▸ **Task brief**: Every line of the data that contains the string "arrow" must be copied.

▸ **Items from a data source**:
########################################

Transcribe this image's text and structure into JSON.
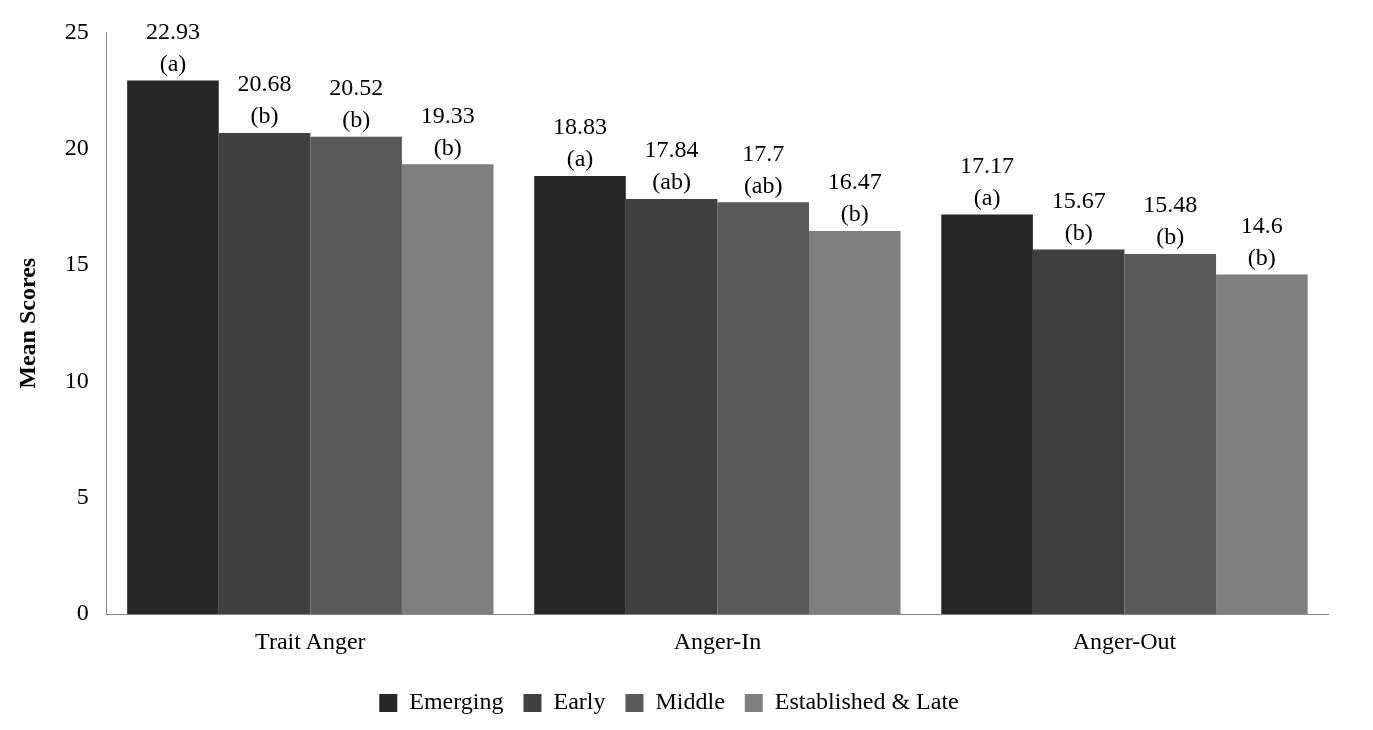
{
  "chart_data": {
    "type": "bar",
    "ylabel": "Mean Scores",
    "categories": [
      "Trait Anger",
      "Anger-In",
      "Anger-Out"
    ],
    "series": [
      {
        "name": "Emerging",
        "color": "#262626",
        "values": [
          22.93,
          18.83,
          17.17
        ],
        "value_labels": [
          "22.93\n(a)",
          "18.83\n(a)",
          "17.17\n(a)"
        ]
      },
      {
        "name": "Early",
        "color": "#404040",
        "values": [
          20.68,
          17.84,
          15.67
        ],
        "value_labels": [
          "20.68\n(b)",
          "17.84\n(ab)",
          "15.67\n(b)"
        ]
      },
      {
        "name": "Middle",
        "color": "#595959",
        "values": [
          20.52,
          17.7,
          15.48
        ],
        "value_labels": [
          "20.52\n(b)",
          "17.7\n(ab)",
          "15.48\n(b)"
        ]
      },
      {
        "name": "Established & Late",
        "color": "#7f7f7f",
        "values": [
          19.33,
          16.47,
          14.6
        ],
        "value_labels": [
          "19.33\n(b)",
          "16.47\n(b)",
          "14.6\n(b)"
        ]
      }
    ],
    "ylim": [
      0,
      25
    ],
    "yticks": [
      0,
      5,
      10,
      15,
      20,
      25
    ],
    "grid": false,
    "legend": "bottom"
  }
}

########################################

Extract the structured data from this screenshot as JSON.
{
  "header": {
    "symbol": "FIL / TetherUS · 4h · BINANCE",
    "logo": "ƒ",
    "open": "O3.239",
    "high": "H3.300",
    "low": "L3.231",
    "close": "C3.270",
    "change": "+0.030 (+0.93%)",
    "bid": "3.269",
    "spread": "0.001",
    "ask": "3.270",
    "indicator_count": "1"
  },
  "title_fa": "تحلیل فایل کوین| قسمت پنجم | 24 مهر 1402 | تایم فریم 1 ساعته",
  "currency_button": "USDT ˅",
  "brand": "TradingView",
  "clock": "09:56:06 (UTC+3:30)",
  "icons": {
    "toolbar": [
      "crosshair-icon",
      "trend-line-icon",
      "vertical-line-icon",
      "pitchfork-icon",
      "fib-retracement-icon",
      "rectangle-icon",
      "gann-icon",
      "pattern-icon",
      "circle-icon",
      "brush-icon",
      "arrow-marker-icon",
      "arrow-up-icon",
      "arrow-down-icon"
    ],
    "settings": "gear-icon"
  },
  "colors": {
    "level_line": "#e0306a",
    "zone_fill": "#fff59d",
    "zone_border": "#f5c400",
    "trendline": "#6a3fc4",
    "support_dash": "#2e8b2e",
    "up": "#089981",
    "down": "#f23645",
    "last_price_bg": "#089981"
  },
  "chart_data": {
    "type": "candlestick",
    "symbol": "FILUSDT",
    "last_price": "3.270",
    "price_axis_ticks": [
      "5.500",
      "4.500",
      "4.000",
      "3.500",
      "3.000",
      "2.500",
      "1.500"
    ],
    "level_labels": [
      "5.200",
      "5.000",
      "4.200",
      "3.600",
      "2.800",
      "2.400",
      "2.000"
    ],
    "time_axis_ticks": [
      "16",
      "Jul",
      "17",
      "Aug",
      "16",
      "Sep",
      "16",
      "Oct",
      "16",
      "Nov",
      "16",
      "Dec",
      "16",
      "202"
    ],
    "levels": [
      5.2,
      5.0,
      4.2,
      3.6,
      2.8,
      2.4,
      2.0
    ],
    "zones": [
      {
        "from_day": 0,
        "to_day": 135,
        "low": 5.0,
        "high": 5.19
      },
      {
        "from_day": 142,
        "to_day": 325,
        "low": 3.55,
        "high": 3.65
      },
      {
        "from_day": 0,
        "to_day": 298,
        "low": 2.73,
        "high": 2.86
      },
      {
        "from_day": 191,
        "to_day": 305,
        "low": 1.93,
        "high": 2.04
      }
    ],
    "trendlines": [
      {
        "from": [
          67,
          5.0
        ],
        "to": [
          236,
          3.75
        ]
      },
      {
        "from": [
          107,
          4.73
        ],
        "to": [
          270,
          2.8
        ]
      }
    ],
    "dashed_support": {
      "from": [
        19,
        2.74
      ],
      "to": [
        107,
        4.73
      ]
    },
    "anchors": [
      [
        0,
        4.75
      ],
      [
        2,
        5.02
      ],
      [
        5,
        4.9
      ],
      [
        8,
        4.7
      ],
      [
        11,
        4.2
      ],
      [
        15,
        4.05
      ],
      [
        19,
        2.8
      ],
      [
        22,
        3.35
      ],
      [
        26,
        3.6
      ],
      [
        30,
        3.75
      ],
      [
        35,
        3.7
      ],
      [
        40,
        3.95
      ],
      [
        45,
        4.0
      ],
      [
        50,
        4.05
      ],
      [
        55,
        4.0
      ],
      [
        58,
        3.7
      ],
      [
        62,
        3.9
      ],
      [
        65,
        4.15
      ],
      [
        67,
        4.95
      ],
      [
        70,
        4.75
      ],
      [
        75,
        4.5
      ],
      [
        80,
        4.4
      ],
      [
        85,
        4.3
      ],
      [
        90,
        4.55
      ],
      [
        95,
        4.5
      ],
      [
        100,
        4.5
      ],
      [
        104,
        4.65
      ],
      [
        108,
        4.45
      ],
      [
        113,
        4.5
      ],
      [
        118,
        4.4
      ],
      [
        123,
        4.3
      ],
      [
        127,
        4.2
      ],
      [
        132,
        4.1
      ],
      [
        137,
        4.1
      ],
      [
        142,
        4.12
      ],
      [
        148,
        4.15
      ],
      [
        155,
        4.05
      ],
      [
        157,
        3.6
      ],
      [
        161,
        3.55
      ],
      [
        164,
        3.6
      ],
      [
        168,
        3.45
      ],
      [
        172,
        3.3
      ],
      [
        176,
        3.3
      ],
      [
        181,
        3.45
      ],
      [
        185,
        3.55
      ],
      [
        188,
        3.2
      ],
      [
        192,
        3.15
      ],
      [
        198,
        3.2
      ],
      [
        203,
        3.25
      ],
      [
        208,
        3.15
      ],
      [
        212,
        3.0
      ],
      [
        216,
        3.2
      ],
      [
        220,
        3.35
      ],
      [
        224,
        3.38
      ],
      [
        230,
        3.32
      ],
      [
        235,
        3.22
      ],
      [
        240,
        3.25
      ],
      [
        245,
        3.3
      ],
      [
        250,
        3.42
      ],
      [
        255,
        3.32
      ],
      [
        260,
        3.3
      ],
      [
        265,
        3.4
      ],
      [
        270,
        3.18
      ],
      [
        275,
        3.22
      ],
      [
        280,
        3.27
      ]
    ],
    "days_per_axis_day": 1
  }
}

########################################

▸ **Full solution**:
      "arrow-marker-icon",
      "arrow-up-icon",
      "arrow-down-icon"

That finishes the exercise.